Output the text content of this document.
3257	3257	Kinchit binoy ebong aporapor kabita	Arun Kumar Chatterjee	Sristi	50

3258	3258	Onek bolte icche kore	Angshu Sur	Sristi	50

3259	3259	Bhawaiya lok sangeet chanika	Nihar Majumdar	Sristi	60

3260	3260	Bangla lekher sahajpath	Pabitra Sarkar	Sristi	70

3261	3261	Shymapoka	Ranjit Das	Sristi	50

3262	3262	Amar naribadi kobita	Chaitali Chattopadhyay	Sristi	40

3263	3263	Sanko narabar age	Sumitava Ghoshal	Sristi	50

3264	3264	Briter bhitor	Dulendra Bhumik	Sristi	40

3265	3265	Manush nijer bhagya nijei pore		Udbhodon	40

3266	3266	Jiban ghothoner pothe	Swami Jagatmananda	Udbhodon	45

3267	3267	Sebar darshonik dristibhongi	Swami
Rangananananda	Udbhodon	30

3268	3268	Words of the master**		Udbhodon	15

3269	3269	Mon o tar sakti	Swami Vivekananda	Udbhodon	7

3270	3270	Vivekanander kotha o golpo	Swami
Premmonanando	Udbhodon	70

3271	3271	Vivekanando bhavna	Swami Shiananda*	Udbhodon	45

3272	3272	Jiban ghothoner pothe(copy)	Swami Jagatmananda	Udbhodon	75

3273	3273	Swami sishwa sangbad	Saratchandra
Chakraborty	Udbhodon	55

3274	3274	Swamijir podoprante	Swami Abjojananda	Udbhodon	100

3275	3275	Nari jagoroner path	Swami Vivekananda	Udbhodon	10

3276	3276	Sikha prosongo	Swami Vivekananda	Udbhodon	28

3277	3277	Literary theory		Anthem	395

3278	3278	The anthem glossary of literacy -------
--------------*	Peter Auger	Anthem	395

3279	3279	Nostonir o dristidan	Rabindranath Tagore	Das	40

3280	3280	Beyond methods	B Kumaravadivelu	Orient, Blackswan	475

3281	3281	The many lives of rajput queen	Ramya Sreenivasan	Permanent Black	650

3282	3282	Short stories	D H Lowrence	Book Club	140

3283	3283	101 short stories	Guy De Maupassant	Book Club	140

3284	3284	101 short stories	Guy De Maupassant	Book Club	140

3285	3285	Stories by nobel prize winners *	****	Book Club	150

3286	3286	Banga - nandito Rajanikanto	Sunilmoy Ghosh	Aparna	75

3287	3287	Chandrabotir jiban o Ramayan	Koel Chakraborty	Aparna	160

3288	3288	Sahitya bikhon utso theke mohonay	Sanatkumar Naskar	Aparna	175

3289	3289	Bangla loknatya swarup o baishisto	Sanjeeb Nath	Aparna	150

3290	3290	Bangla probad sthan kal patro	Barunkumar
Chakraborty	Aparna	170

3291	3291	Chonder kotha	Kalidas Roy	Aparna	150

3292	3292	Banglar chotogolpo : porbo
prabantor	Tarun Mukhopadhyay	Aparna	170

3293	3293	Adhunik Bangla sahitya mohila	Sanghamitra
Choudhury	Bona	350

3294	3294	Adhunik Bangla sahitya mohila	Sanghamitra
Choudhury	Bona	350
════════════════════
§ **EXERCISE INSTRUCTIONS**
Restate every line of the data word for word.

§ **SOLUTION TO THIS TASK**
Output the text content of this document.
3257	3257	Kinchit binoy ebong aporapor kabita	Arun Kumar Chatterjee	Sristi	50

3258	3258	Onek bolte icche kore	Angshu Sur	Sristi	50

3259	3259	Bhawaiya lok sangeet chanika	Nihar Majumdar	Sristi	60

3260	3260	Bangla lekher sahajpath	Pabitra Sarkar	Sristi	70

3261	3261	Shymapoka	Ranjit Das	Sristi	50

3262	3262	Amar naribadi kobita	Chaitali Chattopadhyay	Sristi	40

3263	3263	Sanko narabar age	Sumitava Ghoshal	Sristi	50

3264	3264	Briter bhitor	Dulendra Bhumik	Sristi	40

3265	3265	Manush nijer bhagya nijei pore		Udbhodon	40

3266	3266	Jiban ghothoner pothe	Swami Jagatmananda	Udbhodon	45

3267	3267	Sebar darshonik dristibhongi	Swami
Rangananananda	Udbhodon	30

3268	3268	Words of the master**		Udbhodon	15

3269	3269	Mon o tar sakti	Swami Vivekananda	Udbhodon	7

3270	3270	Vivekanander kotha o golpo	Swami
Premmonanando	Udbhodon	70

3271	3271	Vivekanando bhavna	Swami Shiananda*	Udbhodon	45

3272	3272	Jiban ghothoner pothe(copy)	Swami Jagatmananda	Udbhodon	75

3273	3273	Swami sishwa sangbad	Saratchandra
Chakraborty	Udbhodon	55

3274	3274	Swamijir podoprante	Swami Abjojananda	Udbhodon	100

3275	3275	Nari jagoroner path	Swami Vivekananda	Udbhodon	10

3276	3276	Sikha prosongo	Swami Vivekananda	Udbhodon	28

3277	3277	Literary theory		Anthem	395

3278	3278	The anthem glossary of literacy -------
--------------*	Peter Auger	Anthem	395

3279	3279	Nostonir o dristidan	Rabindranath Tagore	Das	40

3280	3280	Beyond methods	B Kumaravadivelu	Orient, Blackswan	475

3281	3281	The many lives of rajput queen	Ramya Sreenivasan	Permanent Black	650

3282	3282	Short stories	D H Lowrence	Book Club	140

3283	3283	101 short stories	Guy De Maupassant	Book Club	140

3284	3284	101 short stories	Guy De Maupassant	Book Club	140

3285	3285	Stories by nobel prize winners *	****	Book Club	150

3286	3286	Banga - nandito Rajanikanto	Sunilmoy Ghosh	Aparna	75

3287	3287	Chandrabotir jiban o Ramayan	Koel Chakraborty	Aparna	160

3288	3288	Sahitya bikhon utso theke mohonay	Sanatkumar Naskar	Aparna	175

3289	3289	Bangla loknatya swarup o baishisto	Sanjeeb Nath	Aparna	150

3290	3290	Bangla probad sthan kal patro	Barunkumar
Chakraborty	Aparna	170

3291	3291	Chonder kotha	Kalidas Roy	Aparna	150

3292	3292	Banglar chotogolpo : porbo
prabantor	Tarun Mukhopadhyay	Aparna	170

3293	3293	Adhunik Bangla sahitya mohila	Sanghamitra
Choudhury	Bona	350

3294	3294	Adhunik Bangla sahitya mohila	Sanghamitra
Choudhury	Bona	350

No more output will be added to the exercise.